[SHORT TASK]: Records follow. Copy every line with "controversial".

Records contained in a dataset
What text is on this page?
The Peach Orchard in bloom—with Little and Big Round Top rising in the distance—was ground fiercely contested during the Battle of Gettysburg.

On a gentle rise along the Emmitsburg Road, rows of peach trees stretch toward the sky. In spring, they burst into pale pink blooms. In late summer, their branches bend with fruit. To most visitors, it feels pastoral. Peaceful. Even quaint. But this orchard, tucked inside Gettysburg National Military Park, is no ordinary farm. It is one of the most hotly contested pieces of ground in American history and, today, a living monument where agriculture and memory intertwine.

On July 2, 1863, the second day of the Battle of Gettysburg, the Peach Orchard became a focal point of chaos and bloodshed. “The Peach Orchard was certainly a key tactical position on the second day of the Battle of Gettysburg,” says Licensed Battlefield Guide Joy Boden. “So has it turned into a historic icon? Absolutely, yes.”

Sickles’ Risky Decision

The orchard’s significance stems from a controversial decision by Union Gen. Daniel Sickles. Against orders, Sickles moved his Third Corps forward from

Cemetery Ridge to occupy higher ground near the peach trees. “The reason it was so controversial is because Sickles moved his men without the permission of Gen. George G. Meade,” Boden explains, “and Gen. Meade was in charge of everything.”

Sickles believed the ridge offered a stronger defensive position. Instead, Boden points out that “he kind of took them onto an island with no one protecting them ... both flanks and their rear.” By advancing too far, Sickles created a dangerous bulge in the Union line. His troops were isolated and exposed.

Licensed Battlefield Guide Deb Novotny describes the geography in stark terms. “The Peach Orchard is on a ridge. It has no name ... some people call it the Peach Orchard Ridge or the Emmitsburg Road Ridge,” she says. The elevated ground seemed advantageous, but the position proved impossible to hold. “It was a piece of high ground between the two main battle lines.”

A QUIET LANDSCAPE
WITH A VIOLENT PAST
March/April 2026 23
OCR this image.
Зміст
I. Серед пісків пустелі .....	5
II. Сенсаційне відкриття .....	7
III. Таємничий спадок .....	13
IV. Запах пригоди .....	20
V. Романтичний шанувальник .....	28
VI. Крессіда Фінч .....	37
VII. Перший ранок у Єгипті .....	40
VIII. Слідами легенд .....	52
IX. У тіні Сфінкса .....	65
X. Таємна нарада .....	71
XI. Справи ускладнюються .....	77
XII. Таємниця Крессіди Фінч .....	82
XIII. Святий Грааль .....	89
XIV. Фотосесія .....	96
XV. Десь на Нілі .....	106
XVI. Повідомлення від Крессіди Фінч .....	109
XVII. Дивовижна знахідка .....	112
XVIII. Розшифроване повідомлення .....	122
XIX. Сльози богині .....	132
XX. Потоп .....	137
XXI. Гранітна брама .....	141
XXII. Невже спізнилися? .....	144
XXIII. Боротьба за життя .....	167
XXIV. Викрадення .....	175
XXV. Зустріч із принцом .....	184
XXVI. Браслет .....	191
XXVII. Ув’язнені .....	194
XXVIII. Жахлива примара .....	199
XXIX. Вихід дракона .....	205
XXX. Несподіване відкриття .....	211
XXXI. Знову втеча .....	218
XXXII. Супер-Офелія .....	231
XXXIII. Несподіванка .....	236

[COMPLETE ANSWER]:
The orchard’s significance stems from a controversial decision by Union Gen. Daniel Sickles. Against orders, Sickles moved his Third Corps forward from
Cemetery Ridge to occupy higher ground near the peach trees. “The reason it was so controversial is because Sickles moved his men without the permission of Gen. George G. Meade,” Boden explains, “and Gen. Meade was in charge of everything.”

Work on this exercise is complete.